## [THE PROBLEM]
Copy all lines in which the word "screenshot" can be found.

## [MATERIAL FOR THIS TASK]
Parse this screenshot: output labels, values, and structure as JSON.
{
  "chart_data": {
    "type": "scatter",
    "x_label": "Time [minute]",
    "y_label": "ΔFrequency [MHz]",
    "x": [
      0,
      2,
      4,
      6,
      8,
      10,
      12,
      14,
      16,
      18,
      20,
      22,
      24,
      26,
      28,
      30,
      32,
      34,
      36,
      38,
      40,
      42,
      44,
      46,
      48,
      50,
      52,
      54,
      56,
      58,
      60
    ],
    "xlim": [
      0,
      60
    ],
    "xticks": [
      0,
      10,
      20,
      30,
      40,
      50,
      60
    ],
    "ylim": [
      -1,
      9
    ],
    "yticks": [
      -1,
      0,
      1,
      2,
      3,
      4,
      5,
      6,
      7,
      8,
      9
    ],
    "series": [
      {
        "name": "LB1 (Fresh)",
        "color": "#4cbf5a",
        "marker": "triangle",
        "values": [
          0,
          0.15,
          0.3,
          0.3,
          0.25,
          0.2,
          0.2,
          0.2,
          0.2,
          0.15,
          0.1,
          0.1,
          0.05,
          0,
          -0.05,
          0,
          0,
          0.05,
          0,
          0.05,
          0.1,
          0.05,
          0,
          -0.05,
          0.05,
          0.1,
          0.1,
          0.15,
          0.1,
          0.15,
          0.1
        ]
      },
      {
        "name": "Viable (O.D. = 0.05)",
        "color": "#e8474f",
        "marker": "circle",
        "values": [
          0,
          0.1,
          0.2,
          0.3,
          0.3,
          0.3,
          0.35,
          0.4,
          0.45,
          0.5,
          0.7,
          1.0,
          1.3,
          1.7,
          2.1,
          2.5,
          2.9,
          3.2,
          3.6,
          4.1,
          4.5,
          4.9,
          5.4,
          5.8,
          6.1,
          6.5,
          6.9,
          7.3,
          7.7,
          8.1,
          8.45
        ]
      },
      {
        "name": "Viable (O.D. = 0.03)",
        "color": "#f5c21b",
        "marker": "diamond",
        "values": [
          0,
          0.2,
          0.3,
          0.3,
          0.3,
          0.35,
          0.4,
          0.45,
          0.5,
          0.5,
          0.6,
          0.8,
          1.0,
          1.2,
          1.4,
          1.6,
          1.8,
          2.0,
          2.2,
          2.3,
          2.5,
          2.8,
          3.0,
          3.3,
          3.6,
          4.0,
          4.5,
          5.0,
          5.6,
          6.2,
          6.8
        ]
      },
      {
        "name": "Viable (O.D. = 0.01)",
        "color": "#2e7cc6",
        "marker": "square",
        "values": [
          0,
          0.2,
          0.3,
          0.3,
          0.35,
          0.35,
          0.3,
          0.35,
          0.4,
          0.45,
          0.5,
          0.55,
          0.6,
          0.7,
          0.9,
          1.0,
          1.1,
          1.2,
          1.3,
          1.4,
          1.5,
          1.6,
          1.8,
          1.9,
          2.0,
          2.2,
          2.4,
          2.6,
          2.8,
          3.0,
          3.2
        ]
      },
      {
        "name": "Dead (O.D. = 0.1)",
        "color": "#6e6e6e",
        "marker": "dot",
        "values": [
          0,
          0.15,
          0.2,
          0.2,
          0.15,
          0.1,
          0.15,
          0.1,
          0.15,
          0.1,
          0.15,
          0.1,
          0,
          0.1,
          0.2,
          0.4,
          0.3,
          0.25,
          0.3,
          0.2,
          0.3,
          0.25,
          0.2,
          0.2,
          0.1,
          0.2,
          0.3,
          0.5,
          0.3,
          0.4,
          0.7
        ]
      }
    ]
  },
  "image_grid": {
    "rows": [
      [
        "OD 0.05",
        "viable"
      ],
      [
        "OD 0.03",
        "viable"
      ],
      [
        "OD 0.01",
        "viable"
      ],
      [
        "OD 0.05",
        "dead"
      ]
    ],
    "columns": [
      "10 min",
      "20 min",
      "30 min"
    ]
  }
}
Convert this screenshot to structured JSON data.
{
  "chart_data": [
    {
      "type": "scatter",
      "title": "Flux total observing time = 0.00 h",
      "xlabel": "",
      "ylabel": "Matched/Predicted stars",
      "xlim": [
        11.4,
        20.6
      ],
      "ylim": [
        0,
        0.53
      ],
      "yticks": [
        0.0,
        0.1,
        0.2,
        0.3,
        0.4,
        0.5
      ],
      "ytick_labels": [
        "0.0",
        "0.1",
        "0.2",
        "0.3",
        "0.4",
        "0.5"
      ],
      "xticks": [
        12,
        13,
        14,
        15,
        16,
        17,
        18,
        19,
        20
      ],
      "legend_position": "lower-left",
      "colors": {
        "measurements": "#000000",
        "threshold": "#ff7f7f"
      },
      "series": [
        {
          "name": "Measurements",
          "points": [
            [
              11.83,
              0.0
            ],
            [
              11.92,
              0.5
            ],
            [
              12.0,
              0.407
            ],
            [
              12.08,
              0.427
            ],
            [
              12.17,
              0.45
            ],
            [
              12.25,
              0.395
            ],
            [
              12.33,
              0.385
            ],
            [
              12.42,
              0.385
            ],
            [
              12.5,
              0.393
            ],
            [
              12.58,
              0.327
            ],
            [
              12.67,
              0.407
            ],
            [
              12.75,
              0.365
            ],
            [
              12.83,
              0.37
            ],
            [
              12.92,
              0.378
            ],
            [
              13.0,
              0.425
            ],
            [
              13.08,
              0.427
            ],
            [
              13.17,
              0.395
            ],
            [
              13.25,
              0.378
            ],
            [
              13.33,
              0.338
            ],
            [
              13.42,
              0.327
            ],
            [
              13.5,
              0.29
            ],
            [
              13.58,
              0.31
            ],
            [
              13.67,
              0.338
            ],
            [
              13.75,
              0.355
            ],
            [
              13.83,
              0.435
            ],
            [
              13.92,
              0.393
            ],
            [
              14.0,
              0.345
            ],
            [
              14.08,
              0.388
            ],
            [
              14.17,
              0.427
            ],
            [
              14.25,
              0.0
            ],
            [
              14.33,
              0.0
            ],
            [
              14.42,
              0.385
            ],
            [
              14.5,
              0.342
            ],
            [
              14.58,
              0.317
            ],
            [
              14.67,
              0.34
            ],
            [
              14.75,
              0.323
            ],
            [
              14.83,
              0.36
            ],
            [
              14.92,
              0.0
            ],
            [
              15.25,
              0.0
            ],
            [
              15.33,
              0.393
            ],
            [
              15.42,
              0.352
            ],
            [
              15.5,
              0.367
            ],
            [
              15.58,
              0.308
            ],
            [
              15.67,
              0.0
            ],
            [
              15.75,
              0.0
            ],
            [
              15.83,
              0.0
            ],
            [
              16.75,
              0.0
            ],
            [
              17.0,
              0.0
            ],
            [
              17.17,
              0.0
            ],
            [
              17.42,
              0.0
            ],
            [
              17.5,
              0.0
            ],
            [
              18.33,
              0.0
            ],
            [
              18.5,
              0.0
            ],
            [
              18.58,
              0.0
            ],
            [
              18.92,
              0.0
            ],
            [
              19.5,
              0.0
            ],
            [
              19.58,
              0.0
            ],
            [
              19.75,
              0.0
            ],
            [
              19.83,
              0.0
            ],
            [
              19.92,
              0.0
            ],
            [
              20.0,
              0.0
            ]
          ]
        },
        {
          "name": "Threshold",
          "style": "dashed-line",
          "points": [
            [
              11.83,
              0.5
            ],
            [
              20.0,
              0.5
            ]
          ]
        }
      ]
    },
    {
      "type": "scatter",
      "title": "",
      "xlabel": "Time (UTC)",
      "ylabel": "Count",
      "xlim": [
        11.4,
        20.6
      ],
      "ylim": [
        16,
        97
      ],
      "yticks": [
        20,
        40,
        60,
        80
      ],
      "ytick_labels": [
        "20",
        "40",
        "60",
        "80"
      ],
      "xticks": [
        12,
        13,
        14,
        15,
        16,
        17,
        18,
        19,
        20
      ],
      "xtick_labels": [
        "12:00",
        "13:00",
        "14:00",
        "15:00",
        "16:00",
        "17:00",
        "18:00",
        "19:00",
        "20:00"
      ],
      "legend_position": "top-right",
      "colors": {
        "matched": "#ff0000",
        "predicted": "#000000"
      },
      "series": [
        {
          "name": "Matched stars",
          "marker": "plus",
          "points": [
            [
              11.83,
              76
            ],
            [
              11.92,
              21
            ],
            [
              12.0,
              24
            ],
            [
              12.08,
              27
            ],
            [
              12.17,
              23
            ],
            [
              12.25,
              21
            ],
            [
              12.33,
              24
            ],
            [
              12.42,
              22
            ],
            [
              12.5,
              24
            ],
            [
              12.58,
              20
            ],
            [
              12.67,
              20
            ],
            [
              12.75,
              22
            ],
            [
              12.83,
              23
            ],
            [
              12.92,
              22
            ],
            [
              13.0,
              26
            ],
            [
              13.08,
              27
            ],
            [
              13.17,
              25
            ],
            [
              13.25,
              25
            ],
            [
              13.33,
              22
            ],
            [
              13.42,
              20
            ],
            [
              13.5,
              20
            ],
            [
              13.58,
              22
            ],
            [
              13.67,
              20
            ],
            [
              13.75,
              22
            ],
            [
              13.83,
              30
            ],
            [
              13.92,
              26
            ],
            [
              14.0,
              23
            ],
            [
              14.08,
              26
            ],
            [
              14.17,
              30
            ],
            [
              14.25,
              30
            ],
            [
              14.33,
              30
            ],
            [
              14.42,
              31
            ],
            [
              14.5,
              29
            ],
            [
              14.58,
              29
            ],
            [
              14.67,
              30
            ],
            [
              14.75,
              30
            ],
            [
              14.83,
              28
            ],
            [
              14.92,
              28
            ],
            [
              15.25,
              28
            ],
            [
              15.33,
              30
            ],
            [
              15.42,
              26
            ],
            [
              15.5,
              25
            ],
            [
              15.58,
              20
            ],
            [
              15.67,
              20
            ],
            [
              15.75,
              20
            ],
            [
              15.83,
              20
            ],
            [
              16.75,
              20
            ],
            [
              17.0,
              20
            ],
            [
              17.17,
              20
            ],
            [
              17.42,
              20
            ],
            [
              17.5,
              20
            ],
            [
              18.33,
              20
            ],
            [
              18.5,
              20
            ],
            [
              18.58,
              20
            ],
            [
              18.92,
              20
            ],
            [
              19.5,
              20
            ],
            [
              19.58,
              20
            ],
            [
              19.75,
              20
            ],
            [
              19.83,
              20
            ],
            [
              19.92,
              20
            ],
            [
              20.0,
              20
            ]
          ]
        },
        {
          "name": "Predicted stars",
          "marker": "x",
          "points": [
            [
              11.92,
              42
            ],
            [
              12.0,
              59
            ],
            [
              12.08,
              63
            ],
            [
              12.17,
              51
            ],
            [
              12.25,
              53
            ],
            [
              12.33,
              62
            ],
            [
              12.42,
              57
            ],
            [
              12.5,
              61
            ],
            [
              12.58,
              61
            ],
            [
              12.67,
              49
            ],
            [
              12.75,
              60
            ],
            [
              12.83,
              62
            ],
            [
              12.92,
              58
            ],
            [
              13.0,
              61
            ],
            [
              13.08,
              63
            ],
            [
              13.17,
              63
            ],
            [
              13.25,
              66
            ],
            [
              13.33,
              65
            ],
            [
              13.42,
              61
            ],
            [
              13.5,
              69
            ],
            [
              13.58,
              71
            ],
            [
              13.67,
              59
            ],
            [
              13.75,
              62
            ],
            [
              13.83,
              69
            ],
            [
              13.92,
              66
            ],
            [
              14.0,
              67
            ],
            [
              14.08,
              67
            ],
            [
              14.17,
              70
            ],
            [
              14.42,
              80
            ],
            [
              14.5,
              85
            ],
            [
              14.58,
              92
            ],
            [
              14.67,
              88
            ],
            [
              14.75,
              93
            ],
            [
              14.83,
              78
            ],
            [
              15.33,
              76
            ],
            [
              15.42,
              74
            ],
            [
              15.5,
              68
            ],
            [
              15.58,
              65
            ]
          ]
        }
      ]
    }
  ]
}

## [FULL OUTPUT]
Parse this screenshot: output labels, values, and structure as JSON.
Convert this screenshot to structured JSON data.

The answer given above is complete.